* **Exercise directions**: Write out the whole listing again, exactly as given.

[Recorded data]
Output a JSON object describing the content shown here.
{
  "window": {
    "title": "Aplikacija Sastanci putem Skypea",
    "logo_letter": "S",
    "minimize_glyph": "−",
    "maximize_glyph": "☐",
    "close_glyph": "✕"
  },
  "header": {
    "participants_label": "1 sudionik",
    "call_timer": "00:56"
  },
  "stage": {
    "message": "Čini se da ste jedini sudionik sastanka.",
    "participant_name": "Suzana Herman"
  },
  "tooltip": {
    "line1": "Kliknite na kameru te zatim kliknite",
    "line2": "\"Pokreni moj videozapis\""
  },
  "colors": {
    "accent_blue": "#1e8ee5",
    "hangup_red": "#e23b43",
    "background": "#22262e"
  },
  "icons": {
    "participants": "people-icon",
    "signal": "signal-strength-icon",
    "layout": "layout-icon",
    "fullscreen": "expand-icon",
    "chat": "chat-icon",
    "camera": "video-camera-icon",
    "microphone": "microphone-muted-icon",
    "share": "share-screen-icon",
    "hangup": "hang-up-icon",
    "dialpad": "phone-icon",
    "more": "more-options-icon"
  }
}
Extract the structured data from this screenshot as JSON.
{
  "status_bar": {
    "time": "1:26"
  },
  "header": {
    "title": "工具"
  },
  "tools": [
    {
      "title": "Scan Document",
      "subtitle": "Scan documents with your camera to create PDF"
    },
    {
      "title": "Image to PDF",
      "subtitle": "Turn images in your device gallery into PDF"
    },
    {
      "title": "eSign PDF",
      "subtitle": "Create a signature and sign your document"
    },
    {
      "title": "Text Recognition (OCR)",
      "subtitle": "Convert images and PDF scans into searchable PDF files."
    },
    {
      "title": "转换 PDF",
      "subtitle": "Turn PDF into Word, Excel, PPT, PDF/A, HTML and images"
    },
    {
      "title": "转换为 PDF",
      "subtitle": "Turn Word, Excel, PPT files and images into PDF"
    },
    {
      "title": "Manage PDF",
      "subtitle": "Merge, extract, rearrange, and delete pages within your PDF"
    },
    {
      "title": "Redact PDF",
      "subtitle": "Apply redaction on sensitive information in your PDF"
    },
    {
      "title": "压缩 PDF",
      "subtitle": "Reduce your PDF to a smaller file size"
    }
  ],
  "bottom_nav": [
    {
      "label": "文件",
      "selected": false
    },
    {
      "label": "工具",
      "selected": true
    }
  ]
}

* **Solution**:
Output a JSON object describing the content shown here.
{
  "window": {
    "title": "Aplikacija Sastanci putem Skypea",
    "logo_letter": "S",
    "minimize_glyph": "−",
    "maximize_glyph": "☐",
    "close_glyph": "✕"
  },
  "header": {
    "participants_label": "1 sudionik",
    "call_timer": "00:56"
  },
  "stage": {
    "message": "Čini se da ste jedini sudionik sastanka.",
    "participant_name": "Suzana Herman"
  },
  "tooltip": {
    "line1": "Kliknite na kameru te zatim kliknite",
    "line2": "\"Pokreni moj videozapis\""
  },
  "colors": {
    "accent_blue": "#1e8ee5",
    "hangup_red": "#e23b43",
    "background": "#22262e"
  },
  "icons": {
    "participants": "people-icon",
    "signal": "signal-strength-icon",
    "layout": "layout-icon",
    "fullscreen": "expand-icon",
    "chat": "chat-icon",
    "camera": "video-camera-icon",
    "microphone": "microphone-muted-icon",
    "share": "share-screen-icon",
    "hangup": "hang-up-icon",
    "dialpad": "phone-icon",
    "more": "more-options-icon"
  }
}
Extract the structured data from this screenshot as JSON.
{
  "status_bar": {
    "time": "1:26"
  },
  "header": {
    "title": "工具"
  },
  "tools": [
    {
      "title": "Scan Document",
      "subtitle": "Scan documents with your camera to create PDF"
    },
    {
      "title": "Image to PDF",
      "subtitle": "Turn images in your device gallery into PDF"
    },
    {
      "title": "eSign PDF",
      "subtitle": "Create a signature and sign your document"
    },
    {
      "title": "Text Recognition (OCR)",
      "subtitle": "Convert images and PDF scans into searchable PDF files."
    },
    {
      "title": "转换 PDF",
      "subtitle": "Turn PDF into Word, Excel, PPT, PDF/A, HTML and images"
    },
    {
      "title": "转换为 PDF",
      "subtitle": "Turn Word, Excel, PPT files and images into PDF"
    },
    {
      "title": "Manage PDF",
      "subtitle": "Merge, extract, rearrange, and delete pages within your PDF"
    },
    {
      "title": "Redact PDF",
      "subtitle": "Apply redaction on sensitive information in your PDF"
    },
    {
      "title": "压缩 PDF",
      "subtitle": "Reduce your PDF to a smaller file size"
    }
  ],
  "bottom_nav": [
    {
      "label": "文件",
      "selected": false
    },
    {
      "label": "工具",
      "selected": true
    }
  ]
}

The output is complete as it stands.